* _Written task_: Copy out the lines that have "hantera" in them.

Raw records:
______

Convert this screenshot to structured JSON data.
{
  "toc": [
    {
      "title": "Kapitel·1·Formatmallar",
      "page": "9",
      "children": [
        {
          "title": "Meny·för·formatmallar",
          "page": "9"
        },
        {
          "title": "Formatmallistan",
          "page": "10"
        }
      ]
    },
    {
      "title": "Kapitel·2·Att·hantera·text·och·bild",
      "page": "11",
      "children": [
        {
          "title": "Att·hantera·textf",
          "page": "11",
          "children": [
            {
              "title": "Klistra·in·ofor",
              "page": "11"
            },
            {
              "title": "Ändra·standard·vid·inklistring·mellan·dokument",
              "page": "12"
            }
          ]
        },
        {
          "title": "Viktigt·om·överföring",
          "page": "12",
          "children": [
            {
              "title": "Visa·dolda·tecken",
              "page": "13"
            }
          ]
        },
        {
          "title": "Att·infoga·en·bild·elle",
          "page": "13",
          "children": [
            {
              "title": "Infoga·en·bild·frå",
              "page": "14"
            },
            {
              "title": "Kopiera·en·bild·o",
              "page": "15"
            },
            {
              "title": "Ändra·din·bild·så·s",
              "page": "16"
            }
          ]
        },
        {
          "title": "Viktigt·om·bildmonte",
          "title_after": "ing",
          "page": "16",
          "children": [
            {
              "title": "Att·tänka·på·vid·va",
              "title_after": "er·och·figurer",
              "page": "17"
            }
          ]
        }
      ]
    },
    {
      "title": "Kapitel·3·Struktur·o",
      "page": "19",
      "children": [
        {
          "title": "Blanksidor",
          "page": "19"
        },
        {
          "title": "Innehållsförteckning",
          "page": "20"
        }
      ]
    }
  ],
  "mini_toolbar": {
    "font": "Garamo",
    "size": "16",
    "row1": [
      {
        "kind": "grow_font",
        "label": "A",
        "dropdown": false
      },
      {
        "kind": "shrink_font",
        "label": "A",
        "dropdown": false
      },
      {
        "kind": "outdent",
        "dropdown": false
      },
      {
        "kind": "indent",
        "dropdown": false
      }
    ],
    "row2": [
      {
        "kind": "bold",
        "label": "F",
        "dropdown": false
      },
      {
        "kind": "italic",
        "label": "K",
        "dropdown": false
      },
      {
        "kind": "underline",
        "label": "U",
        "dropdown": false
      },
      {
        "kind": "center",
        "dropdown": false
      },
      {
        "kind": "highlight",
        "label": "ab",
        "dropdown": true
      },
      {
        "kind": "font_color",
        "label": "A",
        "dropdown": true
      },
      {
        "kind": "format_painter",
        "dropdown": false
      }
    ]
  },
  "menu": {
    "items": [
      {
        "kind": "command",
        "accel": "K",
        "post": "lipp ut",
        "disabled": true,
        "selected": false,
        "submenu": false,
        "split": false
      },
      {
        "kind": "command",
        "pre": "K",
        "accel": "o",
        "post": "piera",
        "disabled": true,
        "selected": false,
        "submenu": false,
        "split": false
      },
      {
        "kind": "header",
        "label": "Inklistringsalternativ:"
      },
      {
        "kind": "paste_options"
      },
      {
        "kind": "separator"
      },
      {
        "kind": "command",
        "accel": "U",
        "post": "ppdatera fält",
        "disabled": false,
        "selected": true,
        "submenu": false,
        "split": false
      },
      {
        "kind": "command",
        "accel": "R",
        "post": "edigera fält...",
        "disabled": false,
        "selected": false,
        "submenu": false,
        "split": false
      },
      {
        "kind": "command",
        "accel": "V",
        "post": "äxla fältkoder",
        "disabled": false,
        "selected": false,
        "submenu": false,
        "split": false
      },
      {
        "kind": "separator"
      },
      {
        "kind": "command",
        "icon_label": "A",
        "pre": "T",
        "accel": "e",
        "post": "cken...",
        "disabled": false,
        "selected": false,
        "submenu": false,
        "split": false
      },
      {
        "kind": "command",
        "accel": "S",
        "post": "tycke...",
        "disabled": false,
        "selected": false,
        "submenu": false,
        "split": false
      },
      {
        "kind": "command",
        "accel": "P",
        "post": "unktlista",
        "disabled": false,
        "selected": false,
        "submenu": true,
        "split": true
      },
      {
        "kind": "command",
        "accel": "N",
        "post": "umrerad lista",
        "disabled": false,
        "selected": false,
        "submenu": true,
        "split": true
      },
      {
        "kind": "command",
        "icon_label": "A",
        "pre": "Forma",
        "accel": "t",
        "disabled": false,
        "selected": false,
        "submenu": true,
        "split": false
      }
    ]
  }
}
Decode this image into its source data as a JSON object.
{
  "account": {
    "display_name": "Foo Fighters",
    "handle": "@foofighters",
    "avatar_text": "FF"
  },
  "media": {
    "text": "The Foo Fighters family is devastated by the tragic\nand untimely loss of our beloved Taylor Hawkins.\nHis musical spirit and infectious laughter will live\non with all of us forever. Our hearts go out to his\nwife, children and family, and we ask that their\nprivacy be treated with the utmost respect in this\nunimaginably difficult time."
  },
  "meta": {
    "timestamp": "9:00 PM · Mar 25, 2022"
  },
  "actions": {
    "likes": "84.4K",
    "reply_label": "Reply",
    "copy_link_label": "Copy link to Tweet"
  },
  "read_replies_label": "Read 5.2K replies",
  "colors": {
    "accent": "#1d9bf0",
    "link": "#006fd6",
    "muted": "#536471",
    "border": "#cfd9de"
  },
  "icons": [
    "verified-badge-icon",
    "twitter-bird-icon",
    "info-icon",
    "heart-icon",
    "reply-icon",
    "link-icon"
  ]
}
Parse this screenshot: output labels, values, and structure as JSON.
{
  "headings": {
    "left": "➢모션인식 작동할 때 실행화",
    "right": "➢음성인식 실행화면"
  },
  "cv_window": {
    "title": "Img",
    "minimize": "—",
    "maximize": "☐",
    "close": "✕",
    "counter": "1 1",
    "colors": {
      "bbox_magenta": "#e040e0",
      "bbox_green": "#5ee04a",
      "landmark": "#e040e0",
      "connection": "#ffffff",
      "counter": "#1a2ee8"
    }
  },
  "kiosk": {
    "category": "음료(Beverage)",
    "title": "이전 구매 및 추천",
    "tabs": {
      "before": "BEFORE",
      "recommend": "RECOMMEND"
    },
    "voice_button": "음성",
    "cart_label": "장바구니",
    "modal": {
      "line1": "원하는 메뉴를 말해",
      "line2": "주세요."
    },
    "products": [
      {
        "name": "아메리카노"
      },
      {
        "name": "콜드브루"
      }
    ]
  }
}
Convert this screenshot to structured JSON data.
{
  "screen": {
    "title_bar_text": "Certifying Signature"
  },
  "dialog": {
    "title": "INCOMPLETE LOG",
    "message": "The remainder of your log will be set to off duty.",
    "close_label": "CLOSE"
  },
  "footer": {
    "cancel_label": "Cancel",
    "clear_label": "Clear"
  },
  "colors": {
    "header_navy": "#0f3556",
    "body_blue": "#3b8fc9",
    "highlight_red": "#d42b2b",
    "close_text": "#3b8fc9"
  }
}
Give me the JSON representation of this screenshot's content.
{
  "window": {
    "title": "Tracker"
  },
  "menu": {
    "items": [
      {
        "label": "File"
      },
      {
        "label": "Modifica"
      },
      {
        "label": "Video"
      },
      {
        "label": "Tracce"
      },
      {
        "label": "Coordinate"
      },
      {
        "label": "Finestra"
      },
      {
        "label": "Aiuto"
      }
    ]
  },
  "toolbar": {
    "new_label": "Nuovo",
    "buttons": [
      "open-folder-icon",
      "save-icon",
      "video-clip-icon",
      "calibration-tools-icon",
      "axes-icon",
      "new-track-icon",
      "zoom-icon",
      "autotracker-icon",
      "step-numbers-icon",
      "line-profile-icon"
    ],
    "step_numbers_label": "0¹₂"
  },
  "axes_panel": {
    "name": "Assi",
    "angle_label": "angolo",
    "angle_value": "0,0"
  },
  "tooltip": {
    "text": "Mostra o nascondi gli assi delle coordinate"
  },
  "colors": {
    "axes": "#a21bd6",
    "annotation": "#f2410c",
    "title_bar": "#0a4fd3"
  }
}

______

* _Completed task_:
      "title": "Kapitel·2·Att·hantera·text·och·bild",
          "title": "Att·hantera·textf",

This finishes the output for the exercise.